■ **Description of the task**: Using the data below, copy every line that contains the word "Моро".

Dataset items:
******************************
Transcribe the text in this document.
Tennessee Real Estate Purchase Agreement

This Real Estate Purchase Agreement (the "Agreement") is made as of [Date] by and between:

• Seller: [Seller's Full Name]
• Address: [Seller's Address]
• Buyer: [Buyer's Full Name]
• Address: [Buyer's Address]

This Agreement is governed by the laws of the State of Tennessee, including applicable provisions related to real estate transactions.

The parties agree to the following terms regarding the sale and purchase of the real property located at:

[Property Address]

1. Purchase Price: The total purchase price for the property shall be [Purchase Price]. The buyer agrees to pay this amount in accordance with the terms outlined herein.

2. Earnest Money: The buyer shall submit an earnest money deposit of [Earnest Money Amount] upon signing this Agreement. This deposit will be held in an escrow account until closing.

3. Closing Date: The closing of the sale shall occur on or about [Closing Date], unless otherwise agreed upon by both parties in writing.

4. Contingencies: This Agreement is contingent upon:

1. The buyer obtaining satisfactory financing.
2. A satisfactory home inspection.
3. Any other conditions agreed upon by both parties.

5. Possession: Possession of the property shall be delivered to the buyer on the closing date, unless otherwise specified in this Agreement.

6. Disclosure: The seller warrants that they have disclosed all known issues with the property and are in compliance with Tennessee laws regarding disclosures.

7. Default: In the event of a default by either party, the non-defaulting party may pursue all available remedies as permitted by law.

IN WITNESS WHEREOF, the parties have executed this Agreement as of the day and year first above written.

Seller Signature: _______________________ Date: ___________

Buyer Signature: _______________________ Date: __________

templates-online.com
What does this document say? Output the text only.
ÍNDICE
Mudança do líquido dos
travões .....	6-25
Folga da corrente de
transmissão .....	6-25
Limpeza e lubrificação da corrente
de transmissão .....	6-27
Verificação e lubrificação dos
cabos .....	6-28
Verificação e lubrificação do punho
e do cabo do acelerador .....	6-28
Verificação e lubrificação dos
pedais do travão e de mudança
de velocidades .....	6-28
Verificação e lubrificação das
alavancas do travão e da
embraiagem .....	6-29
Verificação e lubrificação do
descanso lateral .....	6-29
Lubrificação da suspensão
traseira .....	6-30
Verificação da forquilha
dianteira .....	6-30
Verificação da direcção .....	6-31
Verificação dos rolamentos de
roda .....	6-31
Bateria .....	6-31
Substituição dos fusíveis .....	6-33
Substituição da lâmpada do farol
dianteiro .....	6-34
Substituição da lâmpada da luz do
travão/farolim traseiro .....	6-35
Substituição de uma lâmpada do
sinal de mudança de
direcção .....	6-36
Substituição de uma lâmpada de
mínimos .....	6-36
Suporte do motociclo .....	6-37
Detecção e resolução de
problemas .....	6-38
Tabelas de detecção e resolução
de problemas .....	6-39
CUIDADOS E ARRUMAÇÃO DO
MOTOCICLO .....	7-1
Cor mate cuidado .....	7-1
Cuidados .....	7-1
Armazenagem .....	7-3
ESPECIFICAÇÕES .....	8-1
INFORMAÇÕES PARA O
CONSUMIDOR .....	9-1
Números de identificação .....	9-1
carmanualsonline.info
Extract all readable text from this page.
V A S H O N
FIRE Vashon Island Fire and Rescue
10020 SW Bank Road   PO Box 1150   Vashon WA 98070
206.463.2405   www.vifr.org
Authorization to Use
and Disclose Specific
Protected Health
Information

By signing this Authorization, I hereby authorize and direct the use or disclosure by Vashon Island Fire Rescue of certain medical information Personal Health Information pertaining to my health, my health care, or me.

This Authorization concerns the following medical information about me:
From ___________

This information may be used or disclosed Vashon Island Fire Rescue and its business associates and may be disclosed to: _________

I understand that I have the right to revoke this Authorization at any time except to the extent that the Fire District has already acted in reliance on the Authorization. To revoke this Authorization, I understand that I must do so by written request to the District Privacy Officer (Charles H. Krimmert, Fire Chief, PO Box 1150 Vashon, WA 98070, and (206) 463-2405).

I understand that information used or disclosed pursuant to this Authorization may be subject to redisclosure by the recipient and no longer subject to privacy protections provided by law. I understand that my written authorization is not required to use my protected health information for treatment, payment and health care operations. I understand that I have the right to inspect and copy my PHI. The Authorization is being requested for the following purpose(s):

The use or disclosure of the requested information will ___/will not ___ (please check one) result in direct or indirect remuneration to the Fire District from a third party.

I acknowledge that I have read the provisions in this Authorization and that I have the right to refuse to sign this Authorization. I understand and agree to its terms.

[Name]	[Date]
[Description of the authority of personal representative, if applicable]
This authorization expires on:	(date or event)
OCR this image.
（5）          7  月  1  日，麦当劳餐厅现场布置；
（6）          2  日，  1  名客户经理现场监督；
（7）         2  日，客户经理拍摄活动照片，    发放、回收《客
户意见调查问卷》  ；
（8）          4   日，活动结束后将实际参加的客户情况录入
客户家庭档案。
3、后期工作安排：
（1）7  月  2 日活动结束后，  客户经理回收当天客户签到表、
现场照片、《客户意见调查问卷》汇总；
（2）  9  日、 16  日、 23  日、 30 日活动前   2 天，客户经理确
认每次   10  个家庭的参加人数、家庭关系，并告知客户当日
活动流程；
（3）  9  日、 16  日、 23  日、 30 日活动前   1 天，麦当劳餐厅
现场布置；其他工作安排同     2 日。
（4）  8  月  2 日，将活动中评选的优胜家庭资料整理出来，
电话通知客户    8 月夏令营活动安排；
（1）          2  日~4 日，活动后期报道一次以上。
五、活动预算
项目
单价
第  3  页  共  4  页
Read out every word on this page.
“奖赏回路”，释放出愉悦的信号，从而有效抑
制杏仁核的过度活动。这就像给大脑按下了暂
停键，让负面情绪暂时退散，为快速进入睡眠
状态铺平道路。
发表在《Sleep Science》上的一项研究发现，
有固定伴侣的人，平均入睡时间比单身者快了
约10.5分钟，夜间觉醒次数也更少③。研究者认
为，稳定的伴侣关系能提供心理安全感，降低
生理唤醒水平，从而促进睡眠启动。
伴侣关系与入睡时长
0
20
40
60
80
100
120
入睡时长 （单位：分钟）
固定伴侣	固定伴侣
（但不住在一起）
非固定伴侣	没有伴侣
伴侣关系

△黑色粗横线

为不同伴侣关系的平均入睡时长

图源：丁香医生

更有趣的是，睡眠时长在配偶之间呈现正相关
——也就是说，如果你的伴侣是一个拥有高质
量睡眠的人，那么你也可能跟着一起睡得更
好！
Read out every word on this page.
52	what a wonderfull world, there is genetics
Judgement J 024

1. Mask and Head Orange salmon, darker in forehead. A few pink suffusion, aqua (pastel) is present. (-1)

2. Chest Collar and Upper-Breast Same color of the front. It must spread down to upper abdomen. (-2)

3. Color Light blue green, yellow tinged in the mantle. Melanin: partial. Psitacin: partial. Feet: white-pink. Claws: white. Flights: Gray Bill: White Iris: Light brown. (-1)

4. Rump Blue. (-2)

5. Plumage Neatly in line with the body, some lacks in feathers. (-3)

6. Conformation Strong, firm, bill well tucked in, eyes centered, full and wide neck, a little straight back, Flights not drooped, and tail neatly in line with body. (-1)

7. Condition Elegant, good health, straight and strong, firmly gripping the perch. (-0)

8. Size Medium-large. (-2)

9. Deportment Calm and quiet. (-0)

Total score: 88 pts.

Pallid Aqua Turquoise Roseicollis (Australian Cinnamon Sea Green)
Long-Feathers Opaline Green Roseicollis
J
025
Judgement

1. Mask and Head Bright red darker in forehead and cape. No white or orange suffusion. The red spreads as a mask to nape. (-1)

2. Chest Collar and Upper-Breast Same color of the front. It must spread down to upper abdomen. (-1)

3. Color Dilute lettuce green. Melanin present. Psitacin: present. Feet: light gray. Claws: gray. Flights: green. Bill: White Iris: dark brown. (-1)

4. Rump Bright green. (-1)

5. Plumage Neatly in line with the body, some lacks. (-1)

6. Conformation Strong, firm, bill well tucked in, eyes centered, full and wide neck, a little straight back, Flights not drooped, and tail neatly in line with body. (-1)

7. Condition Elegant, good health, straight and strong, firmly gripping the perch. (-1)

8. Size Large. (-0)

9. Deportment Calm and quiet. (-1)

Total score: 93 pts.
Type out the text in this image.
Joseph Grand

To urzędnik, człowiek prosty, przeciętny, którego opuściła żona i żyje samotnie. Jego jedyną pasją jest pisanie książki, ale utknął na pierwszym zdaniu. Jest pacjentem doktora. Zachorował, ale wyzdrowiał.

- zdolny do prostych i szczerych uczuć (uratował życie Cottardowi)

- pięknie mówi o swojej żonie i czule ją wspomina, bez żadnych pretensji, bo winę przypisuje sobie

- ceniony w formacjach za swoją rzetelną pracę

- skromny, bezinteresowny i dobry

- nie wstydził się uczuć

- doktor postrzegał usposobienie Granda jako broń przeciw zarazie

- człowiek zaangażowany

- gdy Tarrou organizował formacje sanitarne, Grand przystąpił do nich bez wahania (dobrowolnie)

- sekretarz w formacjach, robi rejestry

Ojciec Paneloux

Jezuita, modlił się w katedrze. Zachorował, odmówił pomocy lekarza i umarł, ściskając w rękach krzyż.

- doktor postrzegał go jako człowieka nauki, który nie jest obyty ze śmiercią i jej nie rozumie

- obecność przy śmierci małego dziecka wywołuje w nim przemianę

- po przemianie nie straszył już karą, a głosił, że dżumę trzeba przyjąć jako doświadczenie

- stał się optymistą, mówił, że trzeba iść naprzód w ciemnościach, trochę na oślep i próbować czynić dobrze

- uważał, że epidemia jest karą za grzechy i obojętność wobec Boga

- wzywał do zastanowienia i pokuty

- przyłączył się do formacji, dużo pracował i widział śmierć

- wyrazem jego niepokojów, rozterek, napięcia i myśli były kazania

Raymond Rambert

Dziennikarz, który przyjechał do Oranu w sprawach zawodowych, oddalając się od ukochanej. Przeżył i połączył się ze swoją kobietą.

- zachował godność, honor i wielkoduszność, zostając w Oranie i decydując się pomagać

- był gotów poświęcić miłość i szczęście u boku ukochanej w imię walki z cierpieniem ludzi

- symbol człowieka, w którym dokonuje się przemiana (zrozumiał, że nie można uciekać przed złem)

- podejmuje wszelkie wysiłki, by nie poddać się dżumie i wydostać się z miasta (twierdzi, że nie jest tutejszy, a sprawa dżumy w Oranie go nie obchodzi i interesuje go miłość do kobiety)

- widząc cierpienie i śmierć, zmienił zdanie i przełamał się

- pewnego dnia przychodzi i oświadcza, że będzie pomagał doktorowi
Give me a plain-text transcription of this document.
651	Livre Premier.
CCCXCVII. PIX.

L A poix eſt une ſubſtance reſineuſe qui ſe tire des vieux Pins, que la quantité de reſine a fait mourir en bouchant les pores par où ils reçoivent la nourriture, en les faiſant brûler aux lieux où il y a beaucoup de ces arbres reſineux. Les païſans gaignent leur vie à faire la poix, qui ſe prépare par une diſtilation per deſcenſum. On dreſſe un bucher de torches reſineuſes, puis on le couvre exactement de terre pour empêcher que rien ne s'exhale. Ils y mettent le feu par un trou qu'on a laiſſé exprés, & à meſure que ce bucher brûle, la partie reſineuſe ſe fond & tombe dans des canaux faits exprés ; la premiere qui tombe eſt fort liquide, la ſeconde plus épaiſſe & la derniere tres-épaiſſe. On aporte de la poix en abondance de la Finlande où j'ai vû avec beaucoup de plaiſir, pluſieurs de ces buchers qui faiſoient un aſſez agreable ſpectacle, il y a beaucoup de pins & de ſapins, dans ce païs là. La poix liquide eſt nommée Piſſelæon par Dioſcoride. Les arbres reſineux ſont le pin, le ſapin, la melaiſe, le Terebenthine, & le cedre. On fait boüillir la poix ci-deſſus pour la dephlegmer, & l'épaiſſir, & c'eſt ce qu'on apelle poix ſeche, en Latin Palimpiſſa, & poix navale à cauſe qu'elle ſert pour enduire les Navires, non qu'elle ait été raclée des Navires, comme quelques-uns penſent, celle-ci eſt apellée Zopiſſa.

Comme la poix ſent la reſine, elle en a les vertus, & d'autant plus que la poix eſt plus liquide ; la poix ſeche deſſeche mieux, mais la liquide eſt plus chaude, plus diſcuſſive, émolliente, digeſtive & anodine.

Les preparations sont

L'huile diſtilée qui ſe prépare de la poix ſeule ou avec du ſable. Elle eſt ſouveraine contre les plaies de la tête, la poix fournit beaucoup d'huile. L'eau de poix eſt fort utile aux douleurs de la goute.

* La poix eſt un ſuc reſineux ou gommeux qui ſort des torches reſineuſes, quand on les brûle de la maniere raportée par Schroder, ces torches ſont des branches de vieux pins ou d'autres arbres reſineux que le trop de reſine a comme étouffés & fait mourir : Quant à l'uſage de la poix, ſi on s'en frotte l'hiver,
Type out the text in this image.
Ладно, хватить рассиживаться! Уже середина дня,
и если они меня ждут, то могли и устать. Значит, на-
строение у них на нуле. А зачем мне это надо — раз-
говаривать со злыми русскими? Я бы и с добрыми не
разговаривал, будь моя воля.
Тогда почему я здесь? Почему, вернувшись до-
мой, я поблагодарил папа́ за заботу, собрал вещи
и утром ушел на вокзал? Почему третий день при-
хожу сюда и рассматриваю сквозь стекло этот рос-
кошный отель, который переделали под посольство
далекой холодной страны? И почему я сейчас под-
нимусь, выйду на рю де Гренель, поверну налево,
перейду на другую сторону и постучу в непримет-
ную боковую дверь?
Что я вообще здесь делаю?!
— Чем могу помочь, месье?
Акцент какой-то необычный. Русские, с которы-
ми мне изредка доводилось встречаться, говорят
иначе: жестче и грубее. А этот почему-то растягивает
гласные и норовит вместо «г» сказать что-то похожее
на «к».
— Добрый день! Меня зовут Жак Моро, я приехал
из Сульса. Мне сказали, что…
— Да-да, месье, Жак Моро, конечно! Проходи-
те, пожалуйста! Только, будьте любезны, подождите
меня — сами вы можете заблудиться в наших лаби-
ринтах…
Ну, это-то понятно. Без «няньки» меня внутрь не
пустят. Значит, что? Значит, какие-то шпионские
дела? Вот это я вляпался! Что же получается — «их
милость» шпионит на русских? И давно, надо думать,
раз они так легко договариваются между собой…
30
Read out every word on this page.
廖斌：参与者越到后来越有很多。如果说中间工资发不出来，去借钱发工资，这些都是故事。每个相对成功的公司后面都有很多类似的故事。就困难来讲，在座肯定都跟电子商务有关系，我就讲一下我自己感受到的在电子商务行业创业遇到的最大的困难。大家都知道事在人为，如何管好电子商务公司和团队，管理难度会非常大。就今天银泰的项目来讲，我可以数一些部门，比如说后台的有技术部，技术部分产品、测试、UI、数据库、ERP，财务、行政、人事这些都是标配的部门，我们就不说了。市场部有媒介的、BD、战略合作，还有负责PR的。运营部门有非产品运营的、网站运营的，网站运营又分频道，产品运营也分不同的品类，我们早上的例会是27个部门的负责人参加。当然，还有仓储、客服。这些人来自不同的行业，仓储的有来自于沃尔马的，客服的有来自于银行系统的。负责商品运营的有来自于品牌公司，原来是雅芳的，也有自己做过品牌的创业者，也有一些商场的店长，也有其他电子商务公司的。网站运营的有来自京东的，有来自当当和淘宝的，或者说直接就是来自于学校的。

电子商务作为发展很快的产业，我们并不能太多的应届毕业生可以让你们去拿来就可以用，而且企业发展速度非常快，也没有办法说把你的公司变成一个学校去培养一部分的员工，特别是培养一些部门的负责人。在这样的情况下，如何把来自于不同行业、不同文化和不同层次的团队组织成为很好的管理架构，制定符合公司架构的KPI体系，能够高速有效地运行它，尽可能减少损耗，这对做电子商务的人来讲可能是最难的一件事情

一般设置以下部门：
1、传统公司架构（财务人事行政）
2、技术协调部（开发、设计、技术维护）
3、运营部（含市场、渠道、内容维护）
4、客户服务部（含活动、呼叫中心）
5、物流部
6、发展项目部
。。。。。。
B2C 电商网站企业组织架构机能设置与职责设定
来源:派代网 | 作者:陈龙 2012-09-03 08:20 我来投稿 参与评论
******************************
■ **Solution below**:
— Добрый день! Меня зовут Жак Моро, я приехал
— Да-да, месье, Жак Моро, конечно! Проходи-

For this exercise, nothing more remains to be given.